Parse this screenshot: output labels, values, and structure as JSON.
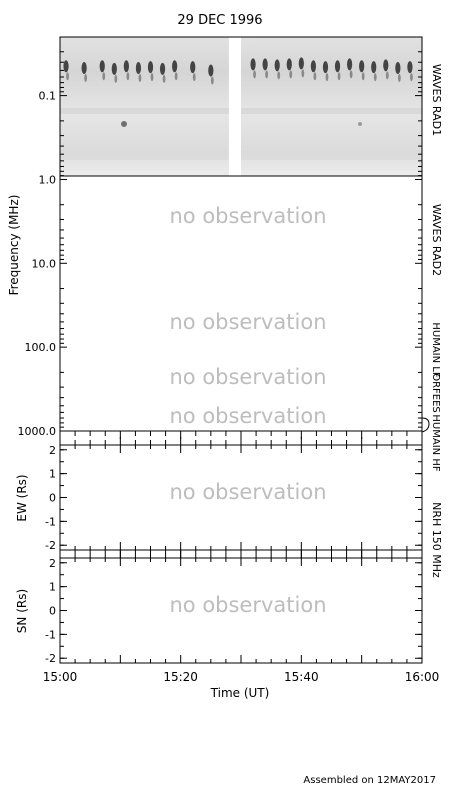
{
  "chart_data": {
    "type": "heatmap",
    "title": "29 DEC 1996",
    "xlabel": "Time (UT)",
    "x_ticks": [
      "15:00",
      "15:20",
      "15:40",
      "16:00"
    ],
    "x_range": [
      "15:00",
      "16:00"
    ],
    "panels": [
      {
        "id": "spectrogram",
        "ylabel": "Frequency (MHz)",
        "y_scale": "log",
        "y_range": [
          0.02,
          1000
        ],
        "y_ticks": [
          "0.1",
          "1.0",
          "10.0",
          "100.0",
          "1000.0"
        ],
        "bands": [
          {
            "label": "WAVES RAD1",
            "range_mhz": [
              0.02,
              1.0
            ],
            "status": "data"
          },
          {
            "label": "WAVES RAD2",
            "range_mhz": [
              1.0,
              14
            ],
            "status": "no observation"
          },
          {
            "label": "HUMAIN LF",
            "range_mhz": [
              14,
              470
            ],
            "status": "no observation"
          },
          {
            "label": "ORFEES",
            "status": "no observation"
          },
          {
            "label": "HUMAIN HF",
            "status": "no observation"
          }
        ],
        "data_gap": {
          "start": "15:28",
          "end": "15:30"
        },
        "bursts": [
          {
            "t": "15:01",
            "f": 0.04
          },
          {
            "t": "15:04",
            "f": 0.042
          },
          {
            "t": "15:07",
            "f": 0.04
          },
          {
            "t": "15:09",
            "f": 0.043
          },
          {
            "t": "15:11",
            "f": 0.04
          },
          {
            "t": "15:13",
            "f": 0.042
          },
          {
            "t": "15:15",
            "f": 0.041
          },
          {
            "t": "15:17",
            "f": 0.043
          },
          {
            "t": "15:19",
            "f": 0.04
          },
          {
            "t": "15:22",
            "f": 0.041
          },
          {
            "t": "15:25",
            "f": 0.045
          },
          {
            "t": "15:32",
            "f": 0.038
          },
          {
            "t": "15:34",
            "f": 0.038
          },
          {
            "t": "15:36",
            "f": 0.039
          },
          {
            "t": "15:38",
            "f": 0.038
          },
          {
            "t": "15:40",
            "f": 0.037
          },
          {
            "t": "15:42",
            "f": 0.04
          },
          {
            "t": "15:44",
            "f": 0.041
          },
          {
            "t": "15:46",
            "f": 0.04
          },
          {
            "t": "15:48",
            "f": 0.038
          },
          {
            "t": "15:50",
            "f": 0.04
          },
          {
            "t": "15:52",
            "f": 0.041
          },
          {
            "t": "15:54",
            "f": 0.039
          },
          {
            "t": "15:56",
            "f": 0.042
          },
          {
            "t": "15:58",
            "f": 0.041
          }
        ]
      },
      {
        "id": "ew",
        "ylabel": "EW (Rs)",
        "y_range": [
          -2.2,
          2.2
        ],
        "y_ticks": [
          "-2",
          "-1",
          "0",
          "1",
          "2"
        ],
        "status": "no observation"
      },
      {
        "id": "sn",
        "ylabel": "SN (Rs)",
        "y_range": [
          -2.2,
          2.2
        ],
        "y_ticks": [
          "-2",
          "-1",
          "0",
          "1",
          "2"
        ],
        "status": "no observation"
      }
    ],
    "right_label_nrh": "NRH 150 MHz",
    "no_obs_text": "no observation",
    "footer": "Assembled on 12MAY2017"
  }
}
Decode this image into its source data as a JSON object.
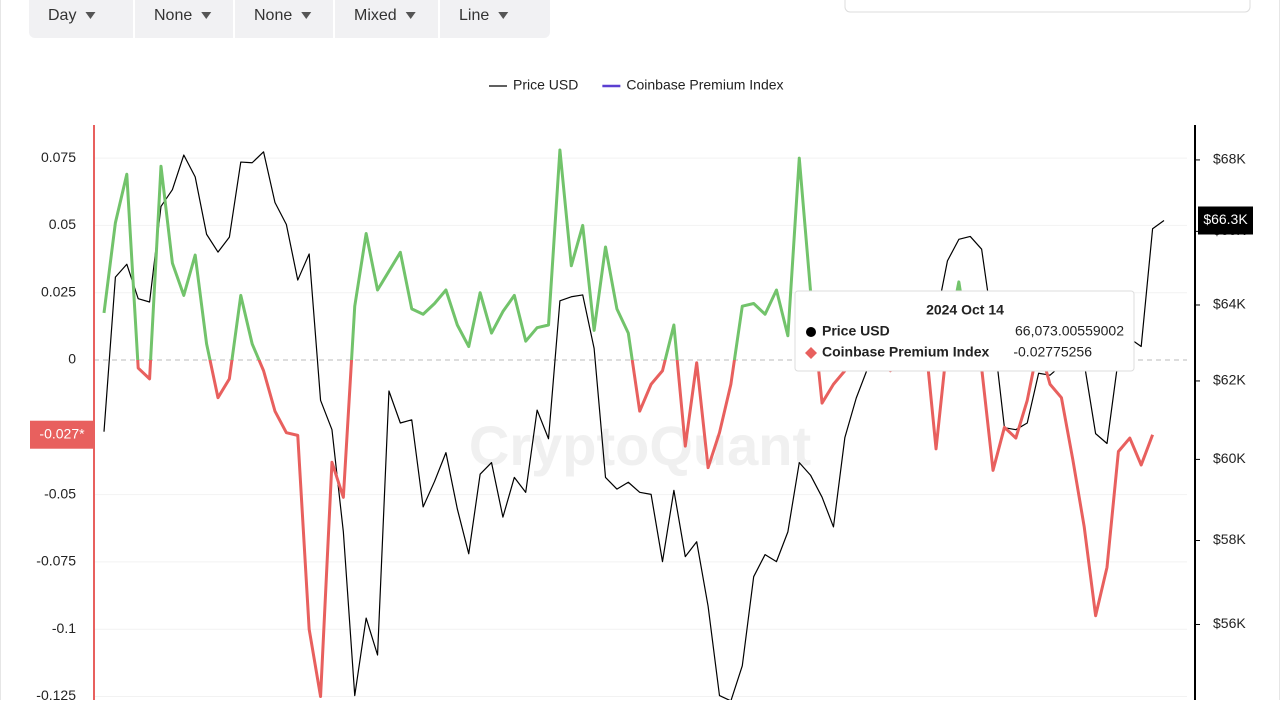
{
  "toolbar": [
    "Day",
    "None",
    "None",
    "Mixed",
    "Line"
  ],
  "chart_data": {
    "type": "line",
    "watermark": "CryptoQuant",
    "ylim": [
      -0.1263,
      0.0873
    ],
    "yticks": [
      0.075,
      0.05,
      0.025,
      0,
      -0.05,
      -0.075,
      -0.1,
      -0.125
    ],
    "y2lim": [
      54260,
      69000
    ],
    "y2log": true,
    "y2ticks": [
      {
        "value": 68000,
        "label": "$68K"
      },
      {
        "value": 66000,
        "label": "$66K"
      },
      {
        "value": 64000,
        "label": "$64K"
      },
      {
        "value": 62000,
        "label": "$62K"
      },
      {
        "value": 60000,
        "label": "$60K"
      },
      {
        "value": 58000,
        "label": "$58K"
      },
      {
        "value": 56000,
        "label": "$56K"
      }
    ],
    "grid": true,
    "series": [
      {
        "name": "Price USD",
        "color": "#000000",
        "axis": "y2",
        "last_label": "$66.3K",
        "values": [
          60700,
          64750,
          65100,
          64170,
          64080,
          66690,
          67160,
          68140,
          67520,
          65920,
          65430,
          65840,
          67940,
          67920,
          68230,
          66800,
          66190,
          64670,
          65380,
          61500,
          60750,
          58210,
          54360,
          56150,
          55290,
          61740,
          60920,
          61000,
          58820,
          59450,
          60170,
          58770,
          57680,
          59630,
          59920,
          58570,
          59550,
          59180,
          61250,
          60520,
          64110,
          64220,
          64270,
          62850,
          59550,
          59260,
          59430,
          59180,
          59130,
          57490,
          59230,
          57610,
          57970,
          56430,
          54360,
          54240,
          55040,
          57130,
          57660,
          57490,
          58210,
          59920,
          59600,
          59060,
          58330,
          60550,
          61560,
          62330,
          62850,
          63370,
          63630,
          63110,
          63370,
          63630,
          65190,
          65780,
          65860,
          65510,
          63370,
          60800,
          60750,
          60920,
          62200,
          62150,
          62410,
          63370,
          62460,
          60650,
          60400,
          62590,
          63110,
          62900,
          66073.00559002,
          66300
        ]
      },
      {
        "name": "Coinbase Premium Index",
        "color": "#5b3fd1",
        "positive_color": "#72c36b",
        "negative_color": "#e8605e",
        "last_label": "-0.027*",
        "values": [
          0.0175,
          0.051,
          0.069,
          -0.003,
          -0.007,
          0.072,
          0.036,
          0.024,
          0.039,
          0.006,
          -0.014,
          -0.007,
          0.024,
          0.006,
          -0.004,
          -0.019,
          -0.027,
          -0.028,
          -0.1,
          -0.125,
          -0.038,
          -0.051,
          0.02,
          0.047,
          0.026,
          0.033,
          0.04,
          0.019,
          0.017,
          0.021,
          0.026,
          0.013,
          0.005,
          0.025,
          0.01,
          0.018,
          0.024,
          0.007,
          0.012,
          0.013,
          0.078,
          0.035,
          0.05,
          0.011,
          0.042,
          0.019,
          0.01,
          -0.019,
          -0.009,
          -0.004,
          0.013,
          -0.032,
          -0.001,
          -0.04,
          -0.027,
          -0.009,
          0.02,
          0.021,
          0.017,
          0.026,
          0.009,
          0.075,
          0.025,
          -0.016,
          -0.009,
          -0.004,
          0.005,
          0.012,
          0.008,
          -0.004,
          0.003,
          0.015,
          0.01,
          -0.033,
          0.007,
          0.029,
          0.002,
          -0.003,
          -0.041,
          -0.025,
          -0.029,
          -0.015,
          0.006,
          -0.009,
          -0.014,
          -0.037,
          -0.062,
          -0.095,
          -0.077,
          -0.034,
          -0.029,
          -0.039,
          -0.02775256,
          null
        ]
      }
    ],
    "tooltip": {
      "title": "2024 Oct 14",
      "rows": [
        {
          "name": "Price USD",
          "value": "66,073.00559002"
        },
        {
          "name": "Coinbase Premium Index",
          "value": "-0.02775256"
        }
      ]
    }
  }
}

****************

▸ WHAT IS NEEDED
Within the data above, pick out all lines holding the word "JSON".

▸ RESPONSE
Parse this screenshot: output labels, values, and structure as JSON.
Decode this image into its source data as a JSON object.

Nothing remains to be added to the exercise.